- **INSTRUCTIONS FOR THE TASK**
Give every entry again, word for word and in full.

[Collected data]
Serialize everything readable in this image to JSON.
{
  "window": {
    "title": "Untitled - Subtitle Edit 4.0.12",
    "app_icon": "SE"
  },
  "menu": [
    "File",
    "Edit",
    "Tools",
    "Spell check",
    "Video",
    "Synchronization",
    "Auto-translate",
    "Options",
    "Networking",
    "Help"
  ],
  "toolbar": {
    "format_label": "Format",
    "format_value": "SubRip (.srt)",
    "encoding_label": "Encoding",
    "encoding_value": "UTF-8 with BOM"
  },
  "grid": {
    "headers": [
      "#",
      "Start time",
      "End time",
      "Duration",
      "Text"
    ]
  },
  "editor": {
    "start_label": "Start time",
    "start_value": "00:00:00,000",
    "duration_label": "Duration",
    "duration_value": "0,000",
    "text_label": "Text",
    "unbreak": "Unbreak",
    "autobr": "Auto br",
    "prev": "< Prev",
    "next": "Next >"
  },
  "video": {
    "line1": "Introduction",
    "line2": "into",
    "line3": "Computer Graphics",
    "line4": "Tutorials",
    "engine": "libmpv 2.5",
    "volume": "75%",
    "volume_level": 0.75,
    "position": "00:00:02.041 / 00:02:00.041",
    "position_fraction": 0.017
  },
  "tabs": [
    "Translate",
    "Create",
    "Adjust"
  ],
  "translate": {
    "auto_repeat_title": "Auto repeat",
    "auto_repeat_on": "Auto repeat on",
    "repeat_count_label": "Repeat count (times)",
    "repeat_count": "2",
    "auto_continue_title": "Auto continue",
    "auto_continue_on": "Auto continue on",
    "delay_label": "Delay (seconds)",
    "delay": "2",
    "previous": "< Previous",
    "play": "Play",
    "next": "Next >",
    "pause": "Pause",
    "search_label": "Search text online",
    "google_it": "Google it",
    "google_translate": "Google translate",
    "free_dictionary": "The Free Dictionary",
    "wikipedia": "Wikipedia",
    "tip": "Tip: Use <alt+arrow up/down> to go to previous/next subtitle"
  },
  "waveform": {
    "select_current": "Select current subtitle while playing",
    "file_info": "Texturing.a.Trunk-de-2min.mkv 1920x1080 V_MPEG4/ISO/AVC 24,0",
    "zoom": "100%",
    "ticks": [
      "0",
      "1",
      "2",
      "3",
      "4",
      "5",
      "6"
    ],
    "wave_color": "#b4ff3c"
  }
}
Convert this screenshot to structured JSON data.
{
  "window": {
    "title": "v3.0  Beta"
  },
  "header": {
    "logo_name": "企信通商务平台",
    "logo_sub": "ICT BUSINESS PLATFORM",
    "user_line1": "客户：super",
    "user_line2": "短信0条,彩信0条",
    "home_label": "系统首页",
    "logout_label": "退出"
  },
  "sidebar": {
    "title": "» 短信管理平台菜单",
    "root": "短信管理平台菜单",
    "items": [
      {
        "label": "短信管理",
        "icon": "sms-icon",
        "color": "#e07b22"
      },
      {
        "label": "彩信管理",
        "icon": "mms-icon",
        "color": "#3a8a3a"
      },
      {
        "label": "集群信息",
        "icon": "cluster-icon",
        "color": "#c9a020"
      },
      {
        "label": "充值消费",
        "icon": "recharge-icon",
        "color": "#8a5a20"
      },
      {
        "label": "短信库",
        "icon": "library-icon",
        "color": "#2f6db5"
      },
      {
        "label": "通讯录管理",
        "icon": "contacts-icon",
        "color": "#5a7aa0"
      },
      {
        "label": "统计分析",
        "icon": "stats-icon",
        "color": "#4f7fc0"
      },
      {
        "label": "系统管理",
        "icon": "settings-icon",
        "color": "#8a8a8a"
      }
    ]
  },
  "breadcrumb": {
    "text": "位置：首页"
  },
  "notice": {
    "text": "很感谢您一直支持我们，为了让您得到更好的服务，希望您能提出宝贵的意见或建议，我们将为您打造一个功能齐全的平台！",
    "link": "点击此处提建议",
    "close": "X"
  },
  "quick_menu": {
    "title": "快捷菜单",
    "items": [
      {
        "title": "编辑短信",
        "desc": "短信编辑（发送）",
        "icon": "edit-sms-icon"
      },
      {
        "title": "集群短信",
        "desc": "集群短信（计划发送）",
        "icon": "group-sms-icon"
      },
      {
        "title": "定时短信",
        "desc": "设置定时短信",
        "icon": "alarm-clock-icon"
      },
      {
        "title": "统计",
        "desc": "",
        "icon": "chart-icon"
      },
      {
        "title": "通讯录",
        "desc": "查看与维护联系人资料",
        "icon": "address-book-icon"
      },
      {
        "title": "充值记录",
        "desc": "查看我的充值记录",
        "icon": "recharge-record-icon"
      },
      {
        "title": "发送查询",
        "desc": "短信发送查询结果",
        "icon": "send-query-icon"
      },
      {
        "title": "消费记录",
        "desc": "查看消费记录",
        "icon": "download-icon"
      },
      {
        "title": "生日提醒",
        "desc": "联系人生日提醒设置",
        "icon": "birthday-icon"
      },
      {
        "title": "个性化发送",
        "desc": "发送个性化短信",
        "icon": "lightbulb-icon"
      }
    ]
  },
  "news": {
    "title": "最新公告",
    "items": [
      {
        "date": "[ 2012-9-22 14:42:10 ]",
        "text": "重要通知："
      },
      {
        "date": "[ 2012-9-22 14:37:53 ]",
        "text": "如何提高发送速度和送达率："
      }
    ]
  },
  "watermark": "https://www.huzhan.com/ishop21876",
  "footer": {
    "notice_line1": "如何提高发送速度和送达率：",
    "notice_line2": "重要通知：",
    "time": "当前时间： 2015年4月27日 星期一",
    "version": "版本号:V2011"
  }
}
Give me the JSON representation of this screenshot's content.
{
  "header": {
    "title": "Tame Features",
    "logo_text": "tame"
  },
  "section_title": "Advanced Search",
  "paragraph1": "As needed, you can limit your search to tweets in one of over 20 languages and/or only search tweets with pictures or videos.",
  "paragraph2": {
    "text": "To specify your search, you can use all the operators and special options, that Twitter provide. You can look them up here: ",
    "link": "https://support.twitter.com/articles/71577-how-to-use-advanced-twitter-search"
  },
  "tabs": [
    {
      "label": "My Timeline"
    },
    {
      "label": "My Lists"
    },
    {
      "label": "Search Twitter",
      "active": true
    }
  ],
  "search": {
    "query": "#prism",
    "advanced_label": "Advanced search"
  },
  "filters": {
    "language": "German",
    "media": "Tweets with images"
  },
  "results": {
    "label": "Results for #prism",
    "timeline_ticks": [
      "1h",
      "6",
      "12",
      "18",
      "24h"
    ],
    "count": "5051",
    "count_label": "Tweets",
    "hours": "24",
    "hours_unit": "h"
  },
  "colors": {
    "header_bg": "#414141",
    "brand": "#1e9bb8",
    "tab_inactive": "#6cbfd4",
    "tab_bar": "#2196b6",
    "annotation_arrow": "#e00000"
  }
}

- **ANSWER TO THE TASK**
Serialize everything readable in this image to JSON.
{
  "window": {
    "title": "Untitled - Subtitle Edit 4.0.12",
    "app_icon": "SE"
  },
  "menu": [
    "File",
    "Edit",
    "Tools",
    "Spell check",
    "Video",
    "Synchronization",
    "Auto-translate",
    "Options",
    "Networking",
    "Help"
  ],
  "toolbar": {
    "format_label": "Format",
    "format_value": "SubRip (.srt)",
    "encoding_label": "Encoding",
    "encoding_value": "UTF-8 with BOM"
  },
  "grid": {
    "headers": [
      "#",
      "Start time",
      "End time",
      "Duration",
      "Text"
    ]
  },
  "editor": {
    "start_label": "Start time",
    "start_value": "00:00:00,000",
    "duration_label": "Duration",
    "duration_value": "0,000",
    "text_label": "Text",
    "unbreak": "Unbreak",
    "autobr": "Auto br",
    "prev": "< Prev",
    "next": "Next >"
  },
  "video": {
    "line1": "Introduction",
    "line2": "into",
    "line3": "Computer Graphics",
    "line4": "Tutorials",
    "engine": "libmpv 2.5",
    "volume": "75%",
    "volume_level": 0.75,
    "position": "00:00:02.041 / 00:02:00.041",
    "position_fraction": 0.017
  },
  "tabs": [
    "Translate",
    "Create",
    "Adjust"
  ],
  "translate": {
    "auto_repeat_title": "Auto repeat",
    "auto_repeat_on": "Auto repeat on",
    "repeat_count_label": "Repeat count (times)",
    "repeat_count": "2",
    "auto_continue_title": "Auto continue",
    "auto_continue_on": "Auto continue on",
    "delay_label": "Delay (seconds)",
    "delay": "2",
    "previous": "< Previous",
    "play": "Play",
    "next": "Next >",
    "pause": "Pause",
    "search_label": "Search text online",
    "google_it": "Google it",
    "google_translate": "Google translate",
    "free_dictionary": "The Free Dictionary",
    "wikipedia": "Wikipedia",
    "tip": "Tip: Use <alt+arrow up/down> to go to previous/next subtitle"
  },
  "waveform": {
    "select_current": "Select current subtitle while playing",
    "file_info": "Texturing.a.Trunk-de-2min.mkv 1920x1080 V_MPEG4/ISO/AVC 24,0",
    "zoom": "100%",
    "ticks": [
      "0",
      "1",
      "2",
      "3",
      "4",
      "5",
      "6"
    ],
    "wave_color": "#b4ff3c"
  }
}
Convert this screenshot to structured JSON data.
{
  "window": {
    "title": "v3.0  Beta"
  },
  "header": {
    "logo_name": "企信通商务平台",
    "logo_sub": "ICT BUSINESS PLATFORM",
    "user_line1": "客户：super",
    "user_line2": "短信0条,彩信0条",
    "home_label": "系统首页",
    "logout_label": "退出"
  },
  "sidebar": {
    "title": "» 短信管理平台菜单",
    "root": "短信管理平台菜单",
    "items": [
      {
        "label": "短信管理",
        "icon": "sms-icon",
        "color": "#e07b22"
      },
      {
        "label": "彩信管理",
        "icon": "mms-icon",
        "color": "#3a8a3a"
      },
      {
        "label": "集群信息",
        "icon": "cluster-icon",
        "color": "#c9a020"
      },
      {
        "label": "充值消费",
        "icon": "recharge-icon",
        "color": "#8a5a20"
      },
      {
        "label": "短信库",
        "icon": "library-icon",
        "color": "#2f6db5"
      },
      {
        "label": "通讯录管理",
        "icon": "contacts-icon",
        "color": "#5a7aa0"
      },
      {
        "label": "统计分析",
        "icon": "stats-icon",
        "color": "#4f7fc0"
      },
      {
        "label": "系统管理",
        "icon": "settings-icon",
        "color": "#8a8a8a"
      }
    ]
  },
  "breadcrumb": {
    "text": "位置：首页"
  },
  "notice": {
    "text": "很感谢您一直支持我们，为了让您得到更好的服务，希望您能提出宝贵的意见或建议，我们将为您打造一个功能齐全的平台！",
    "link": "点击此处提建议",
    "close": "X"
  },
  "quick_menu": {
    "title": "快捷菜单",
    "items": [
      {
        "title": "编辑短信",
        "desc": "短信编辑（发送）",
        "icon": "edit-sms-icon"
      },
      {
        "title": "集群短信",
        "desc": "集群短信（计划发送）",
        "icon": "group-sms-icon"
      },
      {
        "title": "定时短信",
        "desc": "设置定时短信",
        "icon": "alarm-clock-icon"
      },
      {
        "title": "统计",
        "desc": "",
        "icon": "chart-icon"
      },
      {
        "title": "通讯录",
        "desc": "查看与维护联系人资料",
        "icon": "address-book-icon"
      },
      {
        "title": "充值记录",
        "desc": "查看我的充值记录",
        "icon": "recharge-record-icon"
      },
      {
        "title": "发送查询",
        "desc": "短信发送查询结果",
        "icon": "send-query-icon"
      },
      {
        "title": "消费记录",
        "desc": "查看消费记录",
        "icon": "download-icon"
      },
      {
        "title": "生日提醒",
        "desc": "联系人生日提醒设置",
        "icon": "birthday-icon"
      },
      {
        "title": "个性化发送",
        "desc": "发送个性化短信",
        "icon": "lightbulb-icon"
      }
    ]
  },
  "news": {
    "title": "最新公告",
    "items": [
      {
        "date": "[ 2012-9-22 14:42:10 ]",
        "text": "重要通知："
      },
      {
        "date": "[ 2012-9-22 14:37:53 ]",
        "text": "如何提高发送速度和送达率："
      }
    ]
  },
  "watermark": "https://www.huzhan.com/ishop21876",
  "footer": {
    "notice_line1": "如何提高发送速度和送达率：",
    "notice_line2": "重要通知：",
    "time": "当前时间： 2015年4月27日 星期一",
    "version": "版本号:V2011"
  }
}
Give me the JSON representation of this screenshot's content.
{
  "header": {
    "title": "Tame Features",
    "logo_text": "tame"
  },
  "section_title": "Advanced Search",
  "paragraph1": "As needed, you can limit your search to tweets in one of over 20 languages and/or only search tweets with pictures or videos.",
  "paragraph2": {
    "text": "To specify your search, you can use all the operators and special options, that Twitter provide. You can look them up here: ",
    "link": "https://support.twitter.com/articles/71577-how-to-use-advanced-twitter-search"
  },
  "tabs": [
    {
      "label": "My Timeline"
    },
    {
      "label": "My Lists"
    },
    {
      "label": "Search Twitter",
      "active": true
    }
  ],
  "search": {
    "query": "#prism",
    "advanced_label": "Advanced search"
  },
  "filters": {
    "language": "German",
    "media": "Tweets with images"
  },
  "results": {
    "label": "Results for #prism",
    "timeline_ticks": [
      "1h",
      "6",
      "12",
      "18",
      "24h"
    ],
    "count": "5051",
    "count_label": "Tweets",
    "hours": "24",
    "hours_unit": "h"
  },
  "colors": {
    "header_bg": "#414141",
    "brand": "#1e9bb8",
    "tab_inactive": "#6cbfd4",
    "tab_bar": "#2196b6",
    "annotation_arrow": "#e00000"
  }
}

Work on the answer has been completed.